### Task instructions
Pictures should be excluded; otherwise, copy every entry exactly.

— begin Source records —

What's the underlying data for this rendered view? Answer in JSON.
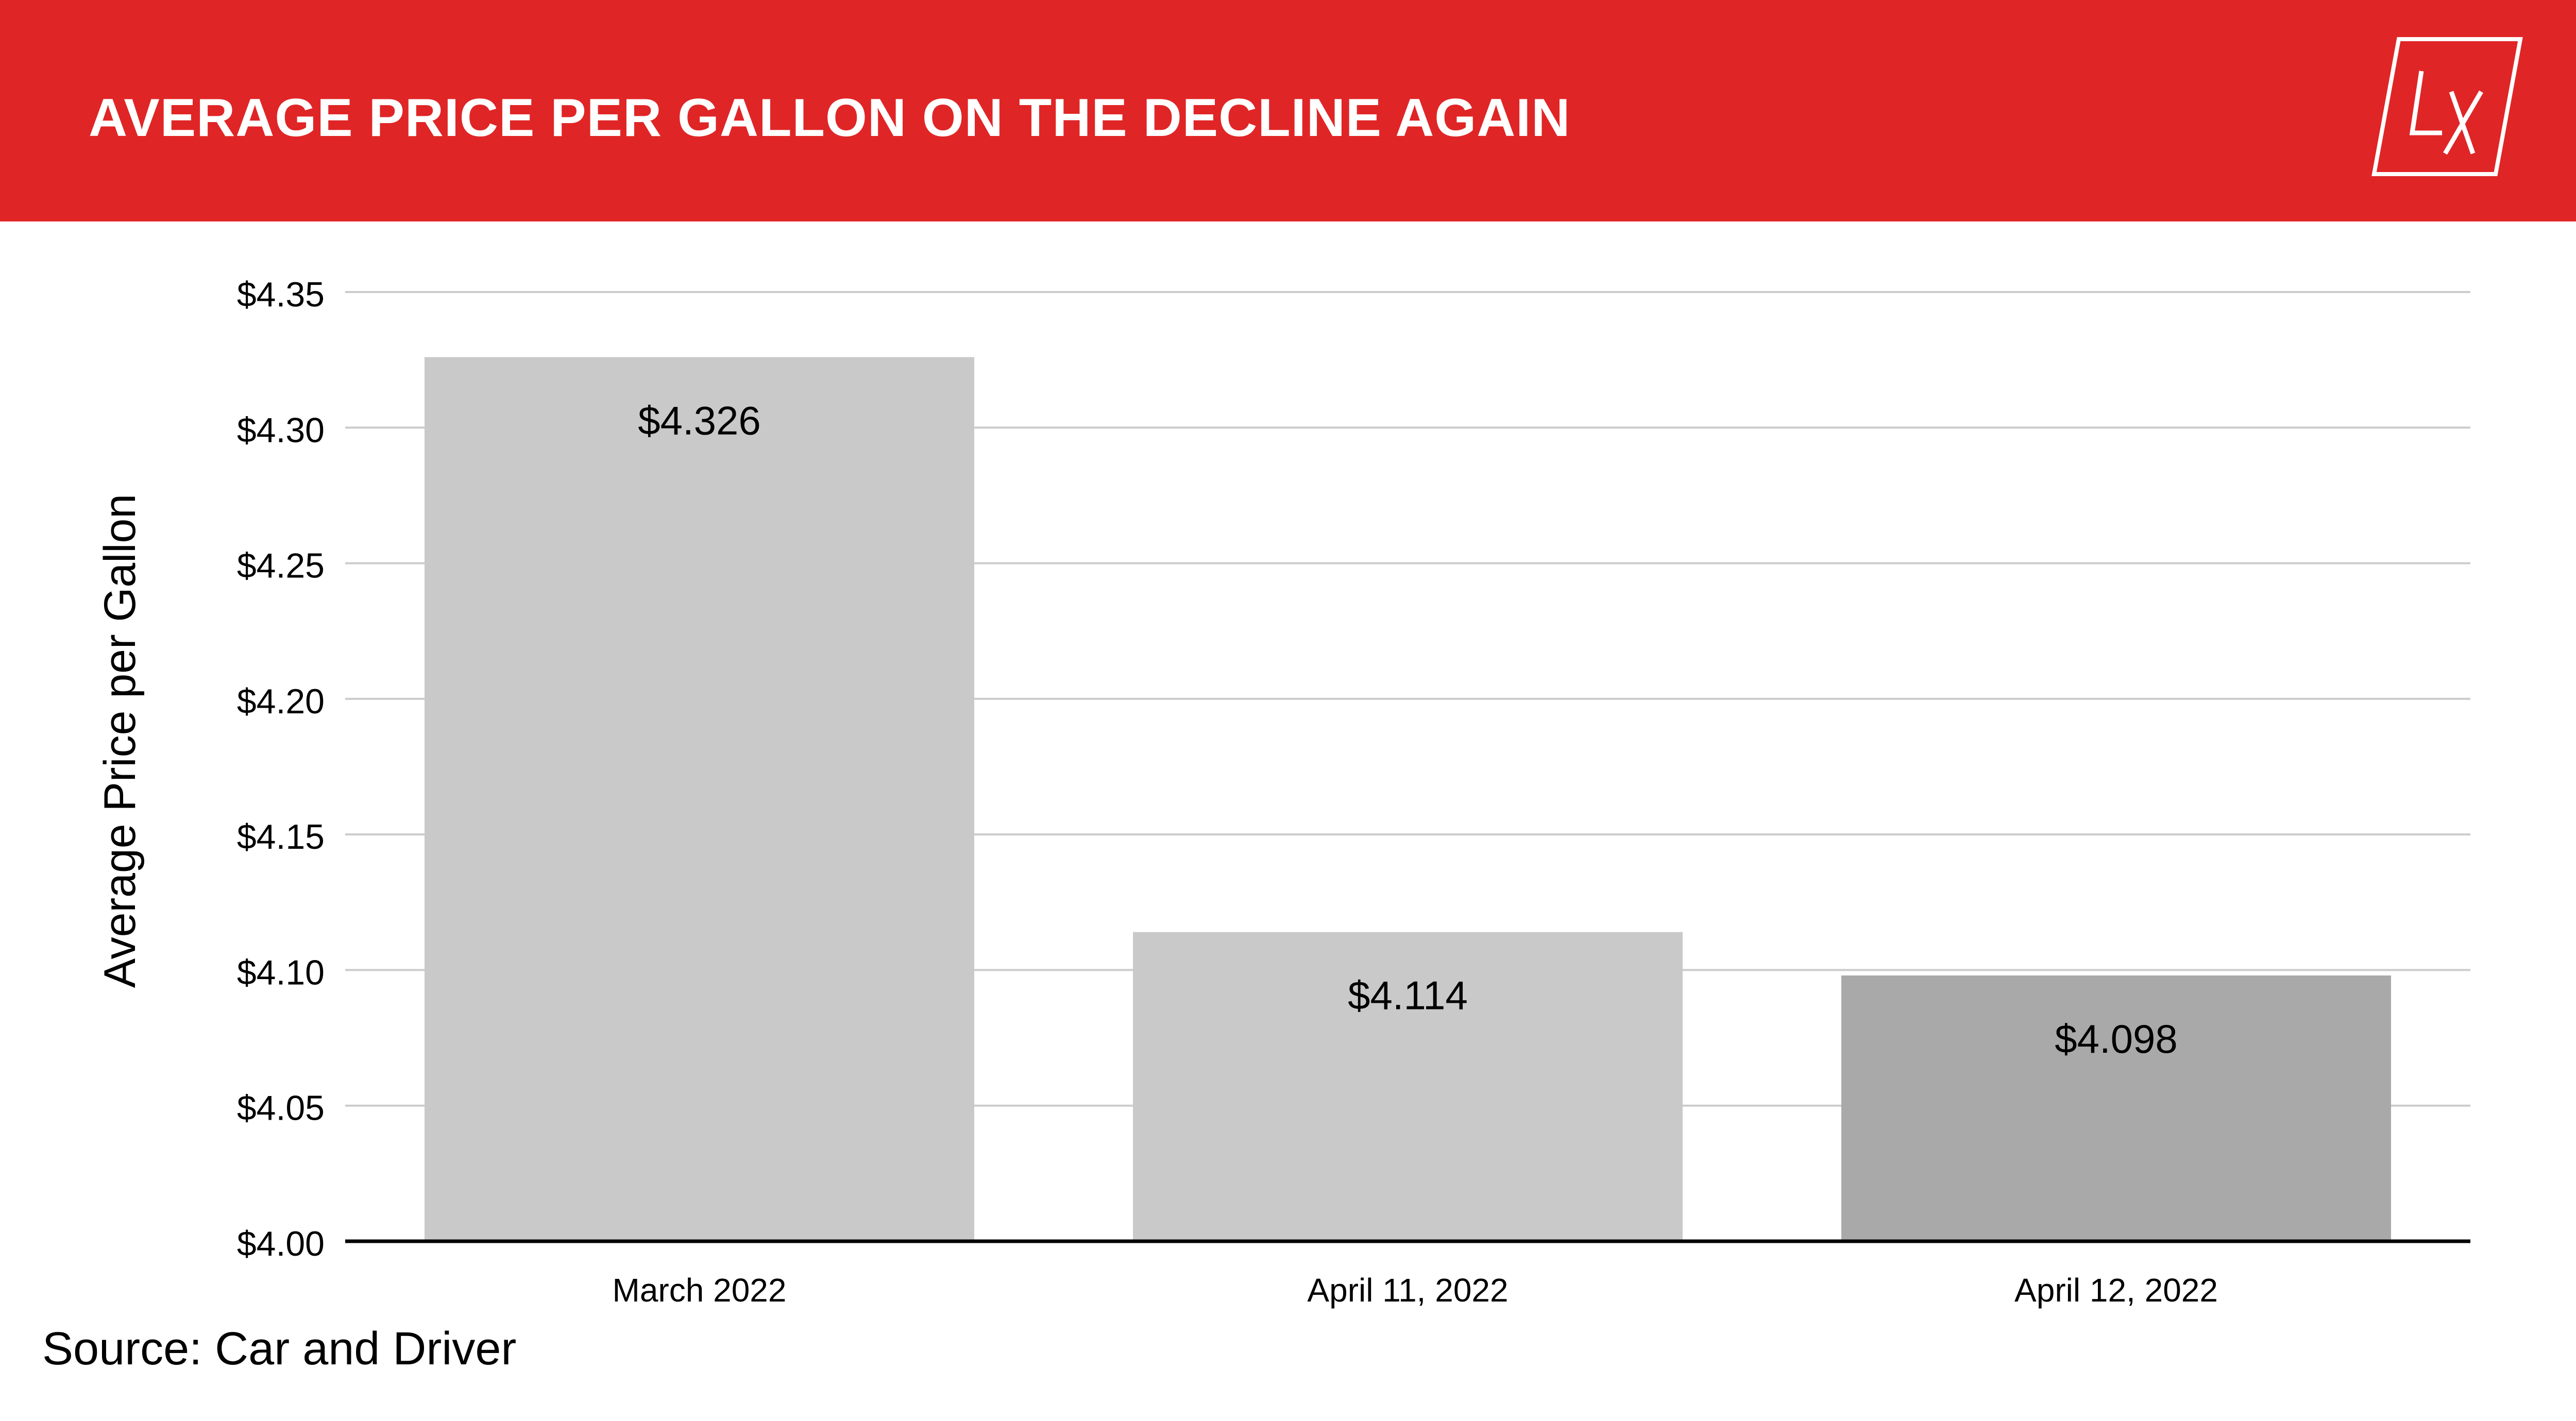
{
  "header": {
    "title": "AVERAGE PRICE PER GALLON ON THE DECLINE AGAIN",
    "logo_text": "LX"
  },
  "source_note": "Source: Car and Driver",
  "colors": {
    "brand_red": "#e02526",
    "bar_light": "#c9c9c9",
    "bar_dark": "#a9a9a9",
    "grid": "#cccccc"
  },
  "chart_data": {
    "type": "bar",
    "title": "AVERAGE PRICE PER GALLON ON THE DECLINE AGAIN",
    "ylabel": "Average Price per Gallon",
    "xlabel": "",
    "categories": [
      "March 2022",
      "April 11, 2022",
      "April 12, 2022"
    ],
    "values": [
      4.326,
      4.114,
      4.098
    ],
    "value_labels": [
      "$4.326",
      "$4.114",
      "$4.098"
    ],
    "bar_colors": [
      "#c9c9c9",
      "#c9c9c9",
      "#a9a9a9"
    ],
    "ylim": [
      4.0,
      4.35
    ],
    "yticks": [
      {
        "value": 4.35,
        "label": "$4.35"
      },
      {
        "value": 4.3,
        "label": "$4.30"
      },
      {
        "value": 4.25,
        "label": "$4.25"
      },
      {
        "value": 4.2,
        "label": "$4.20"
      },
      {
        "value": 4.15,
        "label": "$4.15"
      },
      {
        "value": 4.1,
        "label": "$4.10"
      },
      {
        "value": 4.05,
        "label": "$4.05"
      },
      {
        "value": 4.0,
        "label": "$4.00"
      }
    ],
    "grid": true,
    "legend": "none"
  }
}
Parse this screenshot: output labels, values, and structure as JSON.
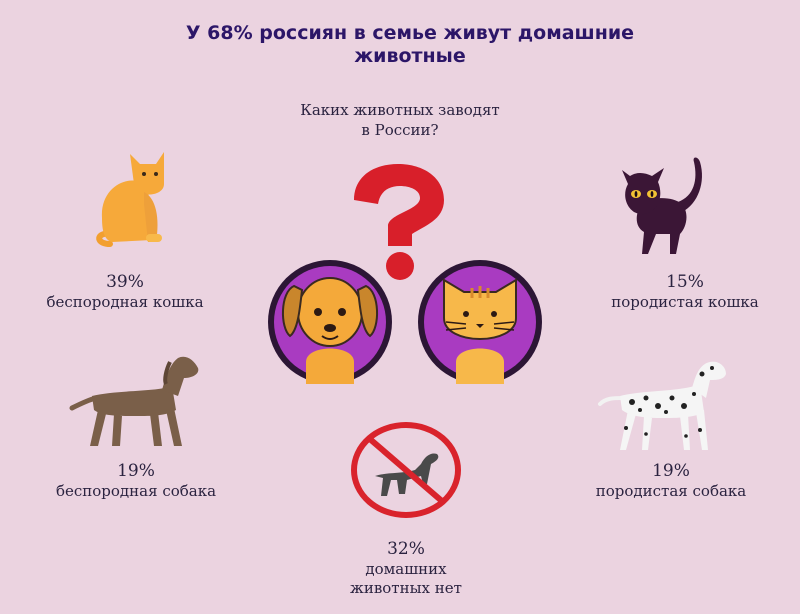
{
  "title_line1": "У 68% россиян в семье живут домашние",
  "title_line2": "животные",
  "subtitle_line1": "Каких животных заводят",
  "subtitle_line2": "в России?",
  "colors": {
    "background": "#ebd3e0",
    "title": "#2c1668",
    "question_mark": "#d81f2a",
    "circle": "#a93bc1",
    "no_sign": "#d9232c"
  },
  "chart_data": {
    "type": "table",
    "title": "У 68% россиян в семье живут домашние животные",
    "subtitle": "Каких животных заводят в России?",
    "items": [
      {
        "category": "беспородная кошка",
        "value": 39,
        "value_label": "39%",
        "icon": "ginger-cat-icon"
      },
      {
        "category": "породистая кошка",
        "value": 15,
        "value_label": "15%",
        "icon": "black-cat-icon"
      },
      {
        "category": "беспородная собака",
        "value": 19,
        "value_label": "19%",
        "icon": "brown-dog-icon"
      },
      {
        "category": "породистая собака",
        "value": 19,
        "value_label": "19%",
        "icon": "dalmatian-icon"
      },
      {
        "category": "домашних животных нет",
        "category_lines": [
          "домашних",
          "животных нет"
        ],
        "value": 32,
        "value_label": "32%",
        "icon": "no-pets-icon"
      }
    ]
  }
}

— end Source records —

### Worked solution
What's the underlying data for this rendered view? Answer in JSON.
{
  "header": {
    "title": "AVERAGE PRICE PER GALLON ON THE DECLINE AGAIN",
    "logo_text": "LX"
  },
  "source_note": "Source: Car and Driver",
  "colors": {
    "brand_red": "#e02526",
    "bar_light": "#c9c9c9",
    "bar_dark": "#a9a9a9",
    "grid": "#cccccc"
  },
  "chart_data": {
    "type": "bar",
    "title": "AVERAGE PRICE PER GALLON ON THE DECLINE AGAIN",
    "ylabel": "Average Price per Gallon",
    "xlabel": "",
    "categories": [
      "March 2022",
      "April 11, 2022",
      "April 12, 2022"
    ],
    "values": [
      4.326,
      4.114,
      4.098
    ],
    "value_labels": [
      "$4.326",
      "$4.114",
      "$4.098"
    ],
    "bar_colors": [
      "#c9c9c9",
      "#c9c9c9",
      "#a9a9a9"
    ],
    "ylim": [
      4.0,
      4.35
    ],
    "yticks": [
      {
        "value": 4.35,
        "label": "$4.35"
      },
      {
        "value": 4.3,
        "label": "$4.30"
      },
      {
        "value": 4.25,
        "label": "$4.25"
      },
      {
        "value": 4.2,
        "label": "$4.20"
      },
      {
        "value": 4.15,
        "label": "$4.15"
      },
      {
        "value": 4.1,
        "label": "$4.10"
      },
      {
        "value": 4.05,
        "label": "$4.05"
      },
      {
        "value": 4.0,
        "label": "$4.00"
      }
    ],
    "grid": true,
    "legend": "none"
  }
}
Parse this screenshot: output labels, values, and structure as JSON.
{
  "title_line1": "У 68% россиян в семье живут домашние",
  "title_line2": "животные",
  "subtitle_line1": "Каких животных заводят",
  "subtitle_line2": "в России?",
  "colors": {
    "background": "#ebd3e0",
    "title": "#2c1668",
    "question_mark": "#d81f2a",
    "circle": "#a93bc1",
    "no_sign": "#d9232c"
  },
  "chart_data": {
    "type": "table",
    "title": "У 68% россиян в семье живут домашние животные",
    "subtitle": "Каких животных заводят в России?",
    "items": [
      {
        "category": "беспородная кошка",
        "value": 39,
        "value_label": "39%",
        "icon": "ginger-cat-icon"
      },
      {
        "category": "породистая кошка",
        "value": 15,
        "value_label": "15%",
        "icon": "black-cat-icon"
      },
      {
        "category": "беспородная собака",
        "value": 19,
        "value_label": "19%",
        "icon": "brown-dog-icon"
      },
      {
        "category": "породистая собака",
        "value": 19,
        "value_label": "19%",
        "icon": "dalmatian-icon"
      },
      {
        "category": "домашних животных нет",
        "category_lines": [
          "домашних",
          "животных нет"
        ],
        "value": 32,
        "value_label": "32%",
        "icon": "no-pets-icon"
      }
    ]
  }
}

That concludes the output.